Data entries for graphics:

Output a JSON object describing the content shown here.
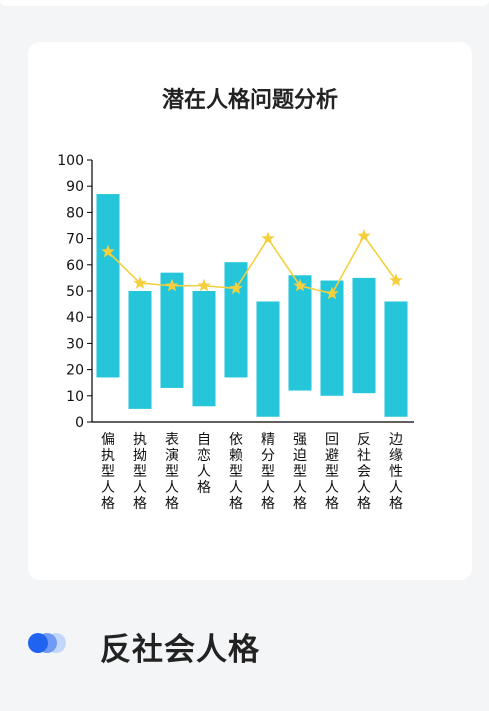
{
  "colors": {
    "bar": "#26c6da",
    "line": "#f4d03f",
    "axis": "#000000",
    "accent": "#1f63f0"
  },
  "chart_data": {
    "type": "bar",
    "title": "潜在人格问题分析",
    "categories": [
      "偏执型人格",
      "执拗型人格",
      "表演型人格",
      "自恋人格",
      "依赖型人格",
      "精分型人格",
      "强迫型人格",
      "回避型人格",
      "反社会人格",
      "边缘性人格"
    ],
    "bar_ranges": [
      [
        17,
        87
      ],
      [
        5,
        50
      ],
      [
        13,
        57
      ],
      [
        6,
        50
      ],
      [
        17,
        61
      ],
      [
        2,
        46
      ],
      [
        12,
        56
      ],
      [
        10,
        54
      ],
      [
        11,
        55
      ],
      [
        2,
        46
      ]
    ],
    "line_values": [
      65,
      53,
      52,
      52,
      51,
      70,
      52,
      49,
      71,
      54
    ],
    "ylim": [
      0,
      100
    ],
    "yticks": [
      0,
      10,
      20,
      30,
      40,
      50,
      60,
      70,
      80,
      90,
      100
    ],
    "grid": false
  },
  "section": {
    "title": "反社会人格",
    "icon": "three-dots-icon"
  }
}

- [Description of the task]
Output all of the entries verbatim, leaving out any images.

- [Final answer]
Output a JSON object describing the content shown here.
{
  "colors": {
    "bar": "#26c6da",
    "line": "#f4d03f",
    "axis": "#000000",
    "accent": "#1f63f0"
  },
  "chart_data": {
    "type": "bar",
    "title": "潜在人格问题分析",
    "categories": [
      "偏执型人格",
      "执拗型人格",
      "表演型人格",
      "自恋人格",
      "依赖型人格",
      "精分型人格",
      "强迫型人格",
      "回避型人格",
      "反社会人格",
      "边缘性人格"
    ],
    "bar_ranges": [
      [
        17,
        87
      ],
      [
        5,
        50
      ],
      [
        13,
        57
      ],
      [
        6,
        50
      ],
      [
        17,
        61
      ],
      [
        2,
        46
      ],
      [
        12,
        56
      ],
      [
        10,
        54
      ],
      [
        11,
        55
      ],
      [
        2,
        46
      ]
    ],
    "line_values": [
      65,
      53,
      52,
      52,
      51,
      70,
      52,
      49,
      71,
      54
    ],
    "ylim": [
      0,
      100
    ],
    "yticks": [
      0,
      10,
      20,
      30,
      40,
      50,
      60,
      70,
      80,
      90,
      100
    ],
    "grid": false
  },
  "section": {
    "title": "反社会人格",
    "icon": "three-dots-icon"
  }
}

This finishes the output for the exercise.